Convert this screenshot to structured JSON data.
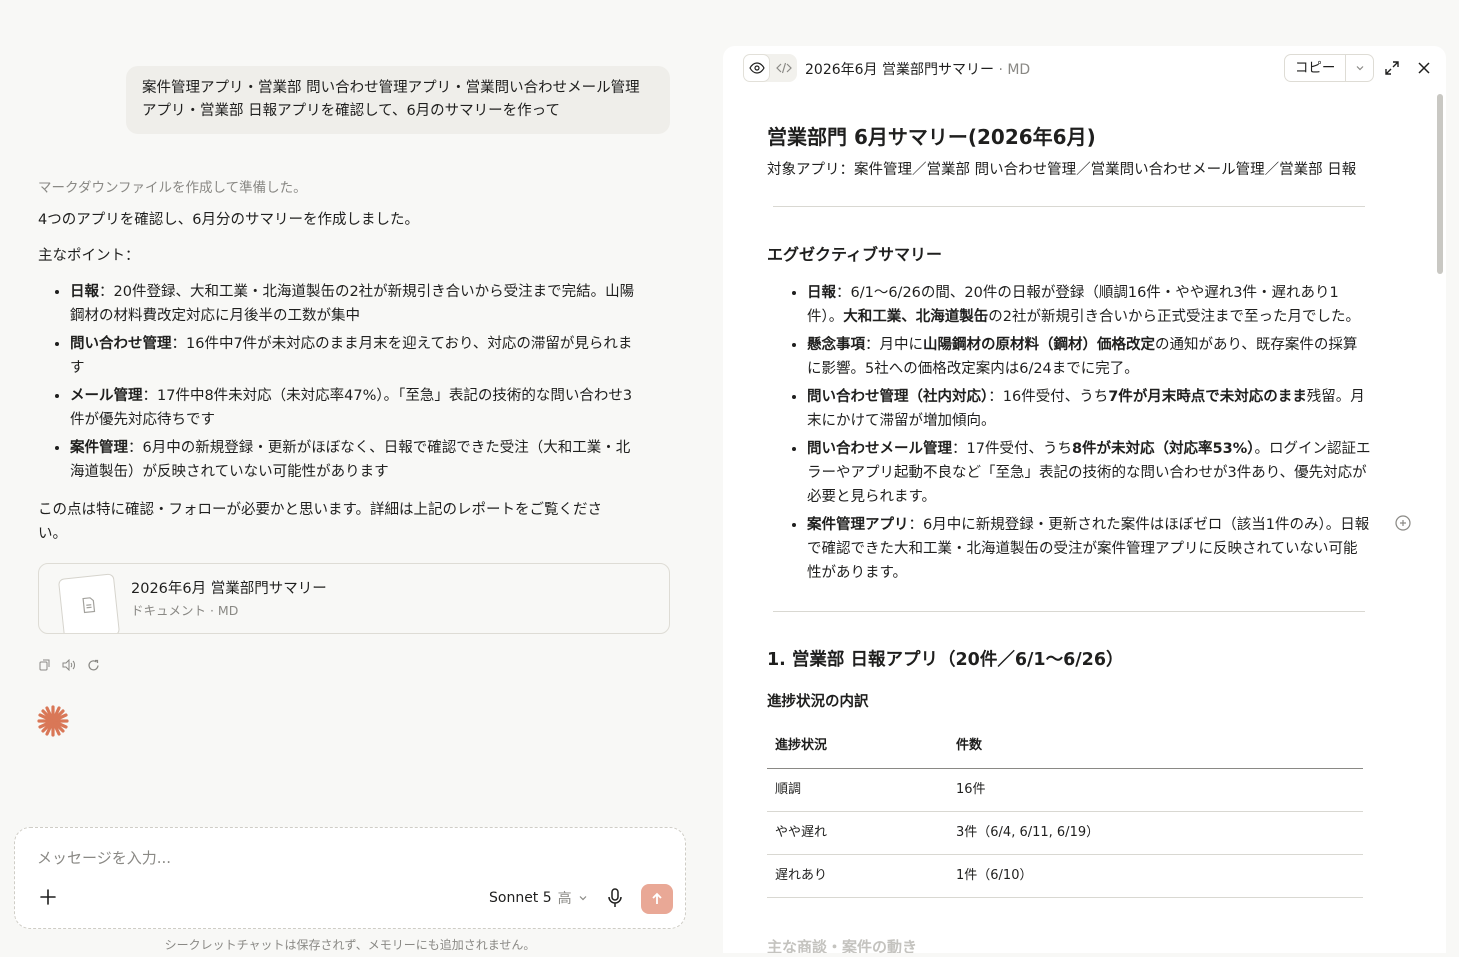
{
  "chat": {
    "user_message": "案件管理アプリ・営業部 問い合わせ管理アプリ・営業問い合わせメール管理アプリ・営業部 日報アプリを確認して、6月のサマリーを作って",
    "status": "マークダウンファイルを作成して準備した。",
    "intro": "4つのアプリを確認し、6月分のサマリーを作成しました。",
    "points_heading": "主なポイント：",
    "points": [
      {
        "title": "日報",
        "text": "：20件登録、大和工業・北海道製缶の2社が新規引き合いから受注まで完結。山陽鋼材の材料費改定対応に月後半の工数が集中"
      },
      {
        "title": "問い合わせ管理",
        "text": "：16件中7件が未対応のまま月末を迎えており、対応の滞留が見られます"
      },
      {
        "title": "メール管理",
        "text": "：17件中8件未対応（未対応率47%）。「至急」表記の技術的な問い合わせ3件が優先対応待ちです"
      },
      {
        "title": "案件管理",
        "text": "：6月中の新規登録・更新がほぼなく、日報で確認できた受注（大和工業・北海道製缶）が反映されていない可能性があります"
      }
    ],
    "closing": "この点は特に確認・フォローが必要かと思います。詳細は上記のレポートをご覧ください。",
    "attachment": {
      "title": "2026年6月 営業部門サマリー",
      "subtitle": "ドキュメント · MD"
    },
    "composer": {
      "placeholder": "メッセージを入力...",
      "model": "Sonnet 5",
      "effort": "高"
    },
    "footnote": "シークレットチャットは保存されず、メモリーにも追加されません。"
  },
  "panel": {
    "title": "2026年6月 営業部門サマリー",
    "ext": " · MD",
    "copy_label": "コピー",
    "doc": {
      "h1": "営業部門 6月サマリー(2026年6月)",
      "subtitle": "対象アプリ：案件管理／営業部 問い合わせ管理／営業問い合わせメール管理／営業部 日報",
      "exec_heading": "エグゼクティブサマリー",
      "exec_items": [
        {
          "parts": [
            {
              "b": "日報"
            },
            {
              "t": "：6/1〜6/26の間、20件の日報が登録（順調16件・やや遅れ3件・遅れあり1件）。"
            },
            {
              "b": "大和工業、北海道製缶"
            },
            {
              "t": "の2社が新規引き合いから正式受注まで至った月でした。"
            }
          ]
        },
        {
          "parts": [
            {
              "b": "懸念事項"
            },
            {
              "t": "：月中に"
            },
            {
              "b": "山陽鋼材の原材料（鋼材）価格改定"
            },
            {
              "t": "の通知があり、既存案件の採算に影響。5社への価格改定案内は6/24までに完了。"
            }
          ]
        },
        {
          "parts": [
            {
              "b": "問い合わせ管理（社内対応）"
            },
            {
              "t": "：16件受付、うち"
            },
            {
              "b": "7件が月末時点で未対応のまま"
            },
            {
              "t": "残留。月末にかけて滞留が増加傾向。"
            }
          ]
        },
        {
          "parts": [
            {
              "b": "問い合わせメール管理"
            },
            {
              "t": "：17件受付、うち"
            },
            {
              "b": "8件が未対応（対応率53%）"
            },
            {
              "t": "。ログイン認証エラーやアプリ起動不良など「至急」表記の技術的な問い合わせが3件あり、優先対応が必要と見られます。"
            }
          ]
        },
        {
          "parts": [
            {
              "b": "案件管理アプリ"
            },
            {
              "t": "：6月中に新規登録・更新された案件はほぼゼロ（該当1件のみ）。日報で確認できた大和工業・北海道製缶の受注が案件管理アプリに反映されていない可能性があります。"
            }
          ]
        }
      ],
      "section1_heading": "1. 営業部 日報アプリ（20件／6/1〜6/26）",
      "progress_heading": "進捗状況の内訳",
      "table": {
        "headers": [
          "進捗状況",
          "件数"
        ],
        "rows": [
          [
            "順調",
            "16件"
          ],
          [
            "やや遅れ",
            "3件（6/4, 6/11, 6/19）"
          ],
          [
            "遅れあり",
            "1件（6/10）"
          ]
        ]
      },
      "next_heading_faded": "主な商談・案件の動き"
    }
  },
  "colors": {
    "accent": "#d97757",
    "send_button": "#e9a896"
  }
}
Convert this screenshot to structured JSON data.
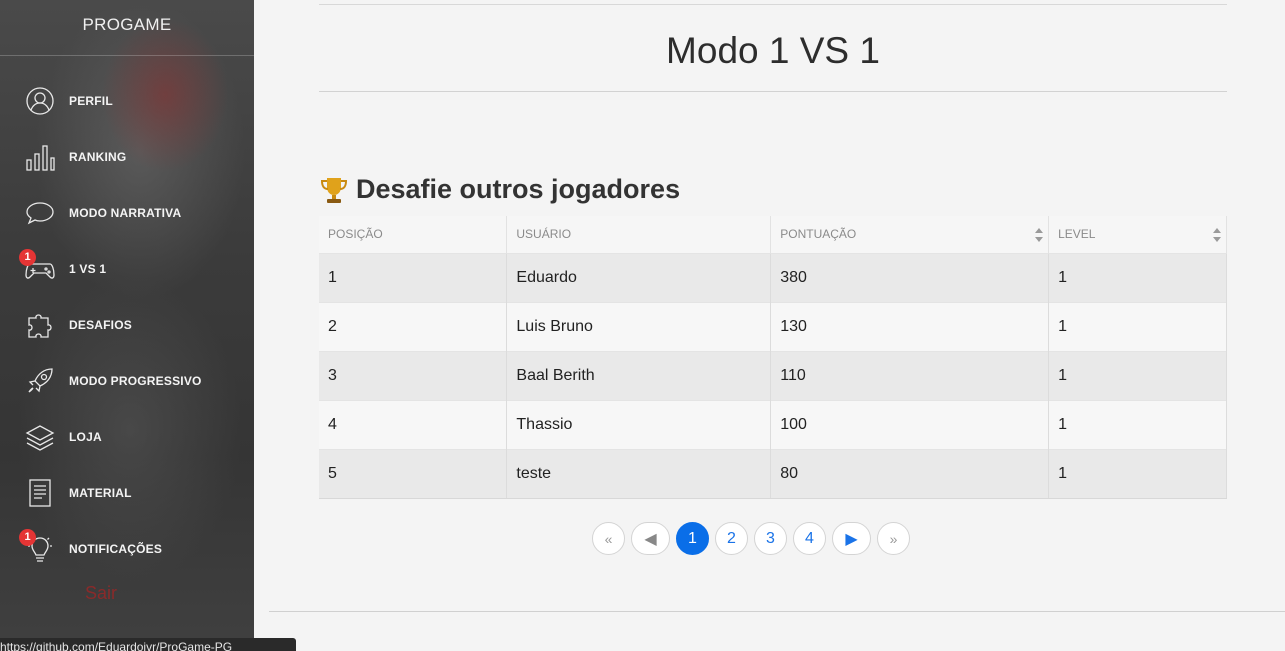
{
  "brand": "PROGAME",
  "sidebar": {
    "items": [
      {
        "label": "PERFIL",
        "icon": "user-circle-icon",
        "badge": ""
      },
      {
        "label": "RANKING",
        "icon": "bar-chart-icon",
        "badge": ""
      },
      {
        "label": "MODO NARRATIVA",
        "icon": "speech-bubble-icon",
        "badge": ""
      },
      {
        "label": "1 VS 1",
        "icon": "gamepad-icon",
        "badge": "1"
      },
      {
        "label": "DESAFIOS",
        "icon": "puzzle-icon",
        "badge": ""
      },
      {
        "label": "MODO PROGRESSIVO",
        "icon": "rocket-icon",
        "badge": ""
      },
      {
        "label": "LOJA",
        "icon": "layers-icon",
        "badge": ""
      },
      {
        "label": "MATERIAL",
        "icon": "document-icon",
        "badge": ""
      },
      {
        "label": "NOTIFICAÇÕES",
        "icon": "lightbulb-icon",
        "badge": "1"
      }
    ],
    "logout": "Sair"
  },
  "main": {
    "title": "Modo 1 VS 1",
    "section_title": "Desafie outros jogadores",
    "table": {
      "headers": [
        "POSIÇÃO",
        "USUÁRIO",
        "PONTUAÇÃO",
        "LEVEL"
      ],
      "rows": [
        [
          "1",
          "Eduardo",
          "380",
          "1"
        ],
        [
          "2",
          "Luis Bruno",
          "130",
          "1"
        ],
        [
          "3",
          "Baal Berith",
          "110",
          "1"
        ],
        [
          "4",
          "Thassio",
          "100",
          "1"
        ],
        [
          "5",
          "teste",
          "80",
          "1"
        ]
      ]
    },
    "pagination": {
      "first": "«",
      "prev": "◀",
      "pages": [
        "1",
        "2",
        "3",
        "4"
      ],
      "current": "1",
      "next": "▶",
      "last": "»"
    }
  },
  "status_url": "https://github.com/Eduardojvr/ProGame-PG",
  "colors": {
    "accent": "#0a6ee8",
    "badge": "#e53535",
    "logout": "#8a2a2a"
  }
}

---

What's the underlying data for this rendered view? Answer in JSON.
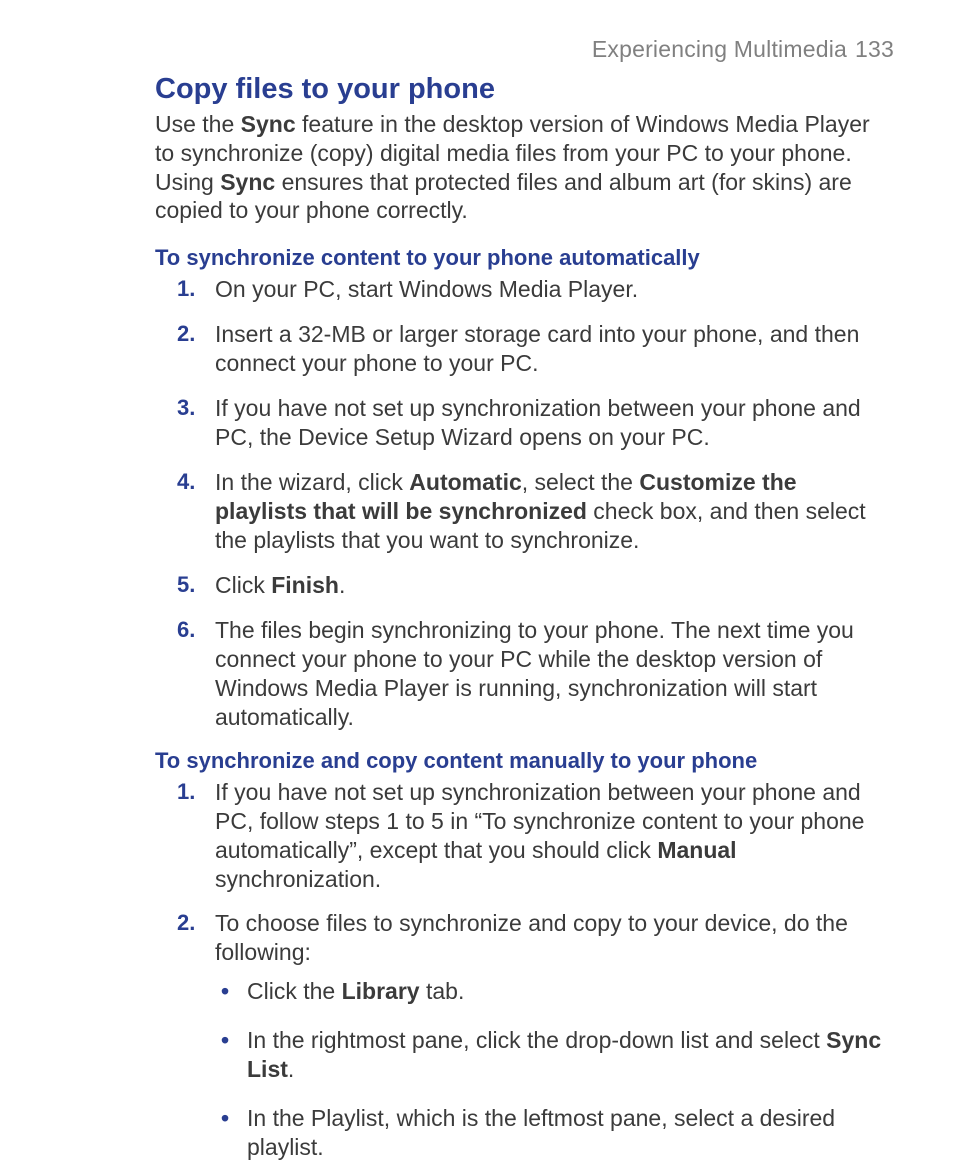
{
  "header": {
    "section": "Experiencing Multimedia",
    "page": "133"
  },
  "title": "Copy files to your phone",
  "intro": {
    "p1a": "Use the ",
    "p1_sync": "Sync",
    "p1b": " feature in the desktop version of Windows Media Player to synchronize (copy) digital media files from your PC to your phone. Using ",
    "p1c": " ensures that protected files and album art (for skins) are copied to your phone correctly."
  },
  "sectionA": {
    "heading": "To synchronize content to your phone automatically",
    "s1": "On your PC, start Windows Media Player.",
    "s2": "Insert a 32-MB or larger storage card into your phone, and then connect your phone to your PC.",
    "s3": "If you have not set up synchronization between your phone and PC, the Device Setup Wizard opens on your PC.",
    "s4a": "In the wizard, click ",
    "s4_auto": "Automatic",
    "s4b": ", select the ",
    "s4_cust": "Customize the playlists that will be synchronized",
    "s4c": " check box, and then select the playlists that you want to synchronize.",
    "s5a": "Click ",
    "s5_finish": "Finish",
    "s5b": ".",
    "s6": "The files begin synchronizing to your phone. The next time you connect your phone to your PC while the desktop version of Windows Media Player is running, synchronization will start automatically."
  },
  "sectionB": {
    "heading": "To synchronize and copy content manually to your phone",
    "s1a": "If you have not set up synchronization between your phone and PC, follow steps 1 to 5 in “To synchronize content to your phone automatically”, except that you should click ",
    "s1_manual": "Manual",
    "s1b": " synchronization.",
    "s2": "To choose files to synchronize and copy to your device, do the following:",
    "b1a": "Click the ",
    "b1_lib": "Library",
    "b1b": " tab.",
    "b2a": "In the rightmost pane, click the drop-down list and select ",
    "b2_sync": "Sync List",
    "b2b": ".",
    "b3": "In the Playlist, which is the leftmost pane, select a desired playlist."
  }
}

* * *

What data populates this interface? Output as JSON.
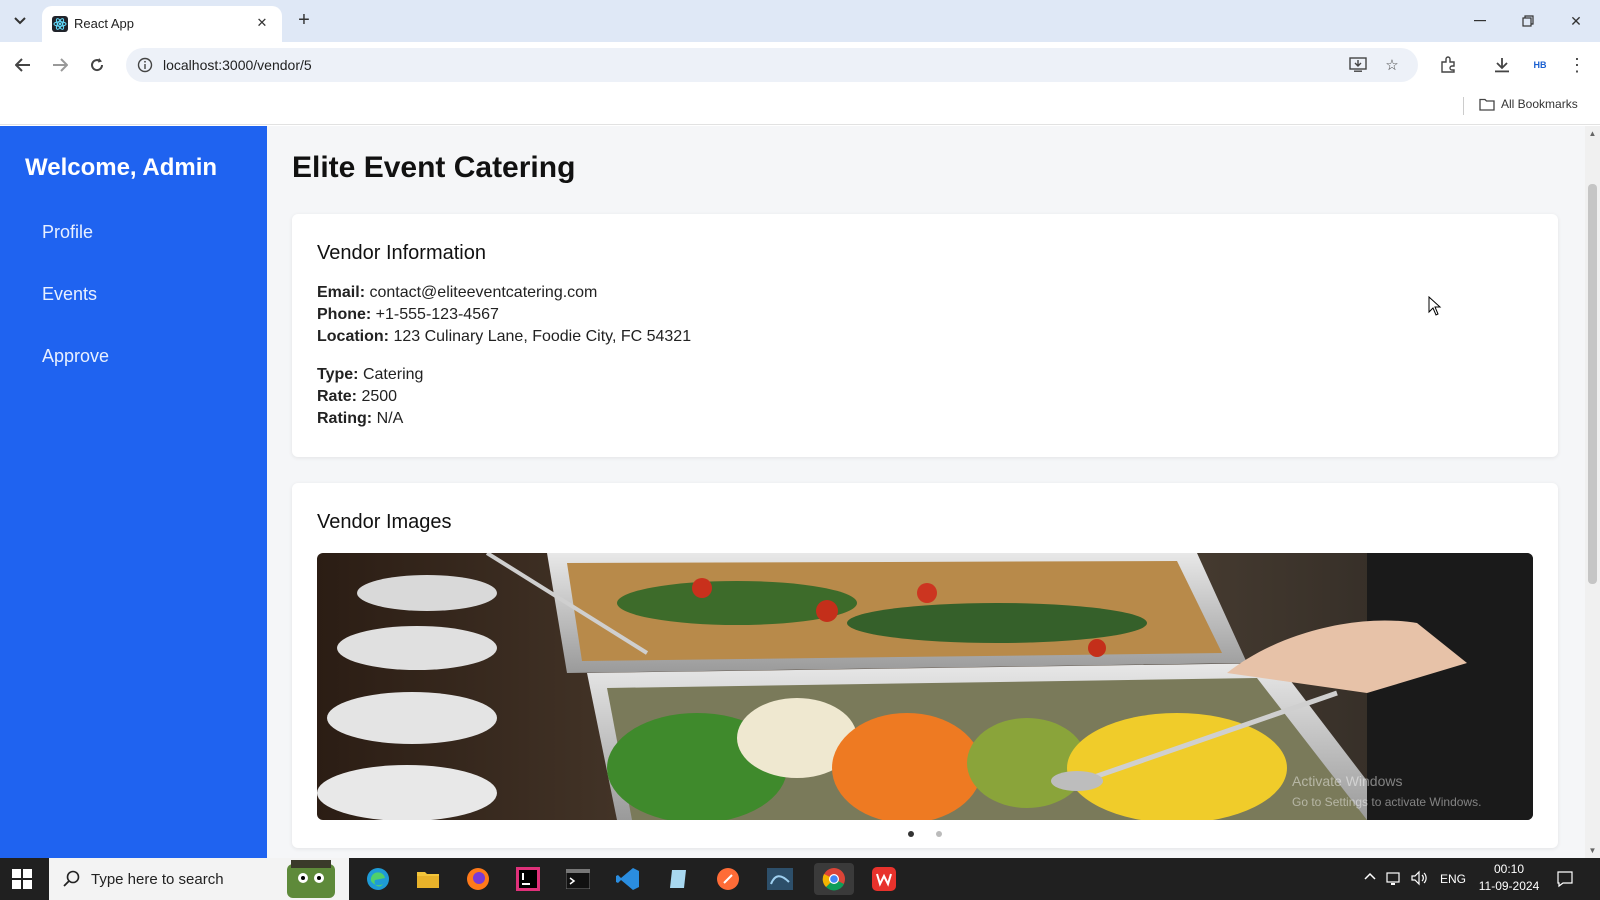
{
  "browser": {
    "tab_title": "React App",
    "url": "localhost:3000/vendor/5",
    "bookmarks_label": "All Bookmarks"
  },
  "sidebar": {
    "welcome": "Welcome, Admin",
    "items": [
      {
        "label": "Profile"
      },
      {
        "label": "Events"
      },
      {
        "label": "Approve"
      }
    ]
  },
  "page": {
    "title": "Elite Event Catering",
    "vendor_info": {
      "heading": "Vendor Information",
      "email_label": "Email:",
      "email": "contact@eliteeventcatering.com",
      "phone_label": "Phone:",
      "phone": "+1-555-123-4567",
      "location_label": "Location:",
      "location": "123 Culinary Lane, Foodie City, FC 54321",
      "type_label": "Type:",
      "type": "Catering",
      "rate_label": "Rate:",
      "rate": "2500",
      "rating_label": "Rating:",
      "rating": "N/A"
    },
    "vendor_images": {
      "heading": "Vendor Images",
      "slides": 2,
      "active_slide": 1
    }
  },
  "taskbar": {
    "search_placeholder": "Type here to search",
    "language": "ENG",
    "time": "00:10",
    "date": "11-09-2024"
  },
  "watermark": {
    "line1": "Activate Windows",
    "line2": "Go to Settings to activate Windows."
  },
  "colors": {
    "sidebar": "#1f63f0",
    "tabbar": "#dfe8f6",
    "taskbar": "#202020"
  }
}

[What you should do]:
Find every line in the records that contains the word "playlists"; copy those lines.

[Answer to this exercise]:
    "s4_cust": "Customize the playlists that will be synchronized",
    "s4c": " check box, and then select the playlists that you want to synchronize.",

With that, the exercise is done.